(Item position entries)
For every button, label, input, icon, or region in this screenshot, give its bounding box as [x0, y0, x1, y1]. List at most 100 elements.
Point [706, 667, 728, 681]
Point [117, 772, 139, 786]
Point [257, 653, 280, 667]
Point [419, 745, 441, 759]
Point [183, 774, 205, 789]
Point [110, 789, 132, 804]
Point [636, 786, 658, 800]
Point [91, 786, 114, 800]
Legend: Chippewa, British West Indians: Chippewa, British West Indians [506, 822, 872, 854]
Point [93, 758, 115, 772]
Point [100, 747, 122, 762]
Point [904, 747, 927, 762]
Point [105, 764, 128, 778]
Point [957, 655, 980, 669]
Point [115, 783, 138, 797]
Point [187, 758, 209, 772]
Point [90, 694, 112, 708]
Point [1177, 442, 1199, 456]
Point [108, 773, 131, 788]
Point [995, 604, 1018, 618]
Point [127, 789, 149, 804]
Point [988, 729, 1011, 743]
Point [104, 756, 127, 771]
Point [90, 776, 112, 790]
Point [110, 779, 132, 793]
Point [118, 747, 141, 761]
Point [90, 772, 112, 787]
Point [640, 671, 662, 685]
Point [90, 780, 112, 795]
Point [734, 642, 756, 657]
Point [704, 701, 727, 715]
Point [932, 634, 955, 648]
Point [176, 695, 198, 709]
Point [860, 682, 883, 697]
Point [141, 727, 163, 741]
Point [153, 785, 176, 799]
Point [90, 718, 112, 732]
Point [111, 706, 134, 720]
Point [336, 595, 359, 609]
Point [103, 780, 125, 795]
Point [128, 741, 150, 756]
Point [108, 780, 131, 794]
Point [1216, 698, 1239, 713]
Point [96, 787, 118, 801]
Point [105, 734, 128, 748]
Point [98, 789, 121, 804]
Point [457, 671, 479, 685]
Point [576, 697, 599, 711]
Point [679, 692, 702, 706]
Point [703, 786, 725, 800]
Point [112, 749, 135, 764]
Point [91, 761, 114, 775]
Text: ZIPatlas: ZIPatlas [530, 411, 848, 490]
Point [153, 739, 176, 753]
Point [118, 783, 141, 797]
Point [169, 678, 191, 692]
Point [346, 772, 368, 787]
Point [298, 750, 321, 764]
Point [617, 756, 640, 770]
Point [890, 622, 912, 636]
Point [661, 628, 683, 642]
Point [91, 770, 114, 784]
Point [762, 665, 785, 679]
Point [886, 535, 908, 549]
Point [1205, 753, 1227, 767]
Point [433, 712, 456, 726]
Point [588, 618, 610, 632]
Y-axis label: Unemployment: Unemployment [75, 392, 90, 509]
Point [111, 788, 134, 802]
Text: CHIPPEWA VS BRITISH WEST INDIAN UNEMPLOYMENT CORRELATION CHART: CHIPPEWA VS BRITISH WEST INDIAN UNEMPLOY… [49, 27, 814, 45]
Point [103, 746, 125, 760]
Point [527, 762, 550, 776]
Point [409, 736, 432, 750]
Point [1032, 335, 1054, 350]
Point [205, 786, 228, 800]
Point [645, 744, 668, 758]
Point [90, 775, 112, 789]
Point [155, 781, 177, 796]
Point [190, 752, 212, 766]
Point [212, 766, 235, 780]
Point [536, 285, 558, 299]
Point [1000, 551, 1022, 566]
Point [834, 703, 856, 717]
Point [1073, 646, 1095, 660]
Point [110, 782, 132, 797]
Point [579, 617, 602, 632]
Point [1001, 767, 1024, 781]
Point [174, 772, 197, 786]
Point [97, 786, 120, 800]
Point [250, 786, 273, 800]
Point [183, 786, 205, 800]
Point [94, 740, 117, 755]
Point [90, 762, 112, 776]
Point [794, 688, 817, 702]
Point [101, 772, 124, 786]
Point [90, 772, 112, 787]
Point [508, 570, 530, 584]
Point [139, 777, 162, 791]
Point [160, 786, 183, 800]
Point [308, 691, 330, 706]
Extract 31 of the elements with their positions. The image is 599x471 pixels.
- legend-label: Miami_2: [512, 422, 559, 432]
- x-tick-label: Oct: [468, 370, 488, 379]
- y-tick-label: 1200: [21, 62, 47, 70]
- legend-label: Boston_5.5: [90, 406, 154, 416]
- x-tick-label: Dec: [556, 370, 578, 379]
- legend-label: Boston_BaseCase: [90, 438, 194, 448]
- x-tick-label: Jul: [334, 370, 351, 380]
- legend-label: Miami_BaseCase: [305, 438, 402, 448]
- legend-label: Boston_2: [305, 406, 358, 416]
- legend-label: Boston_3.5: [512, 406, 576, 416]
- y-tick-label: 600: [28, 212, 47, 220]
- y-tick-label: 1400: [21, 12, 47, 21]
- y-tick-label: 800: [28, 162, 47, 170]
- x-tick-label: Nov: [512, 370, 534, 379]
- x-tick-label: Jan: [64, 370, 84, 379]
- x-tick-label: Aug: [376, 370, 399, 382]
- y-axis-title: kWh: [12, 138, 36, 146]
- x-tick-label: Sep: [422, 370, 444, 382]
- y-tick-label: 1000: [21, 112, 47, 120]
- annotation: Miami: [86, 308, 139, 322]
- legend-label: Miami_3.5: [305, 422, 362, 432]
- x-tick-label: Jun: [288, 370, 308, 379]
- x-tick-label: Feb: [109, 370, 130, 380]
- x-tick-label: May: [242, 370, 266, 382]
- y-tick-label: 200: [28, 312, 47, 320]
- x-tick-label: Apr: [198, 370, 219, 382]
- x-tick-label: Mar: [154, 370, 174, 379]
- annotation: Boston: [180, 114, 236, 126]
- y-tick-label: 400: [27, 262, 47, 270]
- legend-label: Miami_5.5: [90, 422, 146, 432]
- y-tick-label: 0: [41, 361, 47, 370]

- EXERCISE: Rewrite the records above, replacing each occurrence of "x-tick-label" with "x-axis-tick" and leaving every other part unchanged.

- WRITTEN RESPONSE:
For every button, label, input, icon, or region in this screenshot, give its bounding box as [x0, y0, x1, y1]. List at most 100 elements.
Point [706, 667, 728, 681]
Point [117, 772, 139, 786]
Point [257, 653, 280, 667]
Point [419, 745, 441, 759]
Point [183, 774, 205, 789]
Point [110, 789, 132, 804]
Point [636, 786, 658, 800]
Point [91, 786, 114, 800]
Legend: Chippewa, British West Indians: Chippewa, British West Indians [506, 822, 872, 854]
Point [93, 758, 115, 772]
Point [100, 747, 122, 762]
Point [904, 747, 927, 762]
Point [105, 764, 128, 778]
Point [957, 655, 980, 669]
Point [115, 783, 138, 797]
Point [187, 758, 209, 772]
Point [90, 694, 112, 708]
Point [1177, 442, 1199, 456]
Point [108, 773, 131, 788]
Point [995, 604, 1018, 618]
Point [127, 789, 149, 804]
Point [988, 729, 1011, 743]
Point [104, 756, 127, 771]
Point [90, 776, 112, 790]
Point [110, 779, 132, 793]
Point [118, 747, 141, 761]
Point [90, 772, 112, 787]
Point [640, 671, 662, 685]
Point [90, 780, 112, 795]
Point [734, 642, 756, 657]
Point [704, 701, 727, 715]
Point [932, 634, 955, 648]
Point [176, 695, 198, 709]
Point [860, 682, 883, 697]
Point [141, 727, 163, 741]
Point [153, 785, 176, 799]
Point [90, 718, 112, 732]
Point [111, 706, 134, 720]
Point [336, 595, 359, 609]
Point [103, 780, 125, 795]
Point [128, 741, 150, 756]
Point [108, 780, 131, 794]
Point [1216, 698, 1239, 713]
Point [96, 787, 118, 801]
Point [105, 734, 128, 748]
Point [98, 789, 121, 804]
Point [457, 671, 479, 685]
Point [576, 697, 599, 711]
Point [679, 692, 702, 706]
Point [703, 786, 725, 800]
Point [112, 749, 135, 764]
Point [91, 761, 114, 775]
Text: ZIPatlas: ZIPatlas [530, 411, 848, 490]
Point [153, 739, 176, 753]
Point [118, 783, 141, 797]
Point [169, 678, 191, 692]
Point [346, 772, 368, 787]
Point [298, 750, 321, 764]
Point [617, 756, 640, 770]
Point [890, 622, 912, 636]
Point [661, 628, 683, 642]
Point [91, 770, 114, 784]
Point [762, 665, 785, 679]
Point [886, 535, 908, 549]
Point [1205, 753, 1227, 767]
Point [433, 712, 456, 726]
Point [588, 618, 610, 632]
Y-axis label: Unemployment: Unemployment [75, 392, 90, 509]
Point [111, 788, 134, 802]
Text: CHIPPEWA VS BRITISH WEST INDIAN UNEMPLOYMENT CORRELATION CHART: CHIPPEWA VS BRITISH WEST INDIAN UNEMPLOY… [49, 27, 814, 45]
Point [103, 746, 125, 760]
Point [527, 762, 550, 776]
Point [409, 736, 432, 750]
Point [1032, 335, 1054, 350]
Point [205, 786, 228, 800]
Point [645, 744, 668, 758]
Point [90, 775, 112, 789]
Point [155, 781, 177, 796]
Point [190, 752, 212, 766]
Point [212, 766, 235, 780]
Point [536, 285, 558, 299]
Point [1000, 551, 1022, 566]
Point [834, 703, 856, 717]
Point [1073, 646, 1095, 660]
Point [110, 782, 132, 797]
Point [579, 617, 602, 632]
Point [1001, 767, 1024, 781]
Point [174, 772, 197, 786]
Point [97, 786, 120, 800]
Point [250, 786, 273, 800]
Point [183, 786, 205, 800]
Point [94, 740, 117, 755]
Point [90, 762, 112, 776]
Point [794, 688, 817, 702]
Point [101, 772, 124, 786]
Point [90, 772, 112, 787]
Point [508, 570, 530, 584]
Point [139, 777, 162, 791]
Point [160, 786, 183, 800]
Point [308, 691, 330, 706]
Extract 31 of the elements with their positions. The image is 599x471 pixels.
- legend-label: Miami_2: [512, 422, 559, 432]
- x-axis-tick: Oct: [468, 370, 488, 379]
- y-tick-label: 1200: [21, 62, 47, 70]
- legend-label: Boston_5.5: [90, 406, 154, 416]
- x-axis-tick: Dec: [556, 370, 578, 379]
- legend-label: Boston_BaseCase: [90, 438, 194, 448]
- x-axis-tick: Jul: [334, 370, 351, 380]
- legend-label: Miami_BaseCase: [305, 438, 402, 448]
- legend-label: Boston_2: [305, 406, 358, 416]
- legend-label: Boston_3.5: [512, 406, 576, 416]
- y-tick-label: 600: [28, 212, 47, 220]
- y-tick-label: 1400: [21, 12, 47, 21]
- y-tick-label: 800: [28, 162, 47, 170]
- x-axis-tick: Nov: [512, 370, 534, 379]
- x-axis-tick: Jan: [64, 370, 84, 379]
- x-axis-tick: Aug: [376, 370, 399, 382]
- y-axis-title: kWh: [12, 138, 36, 146]
- x-axis-tick: Sep: [422, 370, 444, 382]
- y-tick-label: 1000: [21, 112, 47, 120]
- annotation: Miami: [86, 308, 139, 322]
- legend-label: Miami_3.5: [305, 422, 362, 432]
- x-axis-tick: Jun: [288, 370, 308, 379]
- x-axis-tick: Feb: [109, 370, 130, 380]
- x-axis-tick: May: [242, 370, 266, 382]
- y-tick-label: 200: [28, 312, 47, 320]
- x-axis-tick: Apr: [198, 370, 219, 382]
- x-axis-tick: Mar: [154, 370, 174, 379]
- annotation: Boston: [180, 114, 236, 126]
- y-tick-label: 400: [27, 262, 47, 270]
- legend-label: Miami_5.5: [90, 422, 146, 432]
- y-tick-label: 0: [41, 361, 47, 370]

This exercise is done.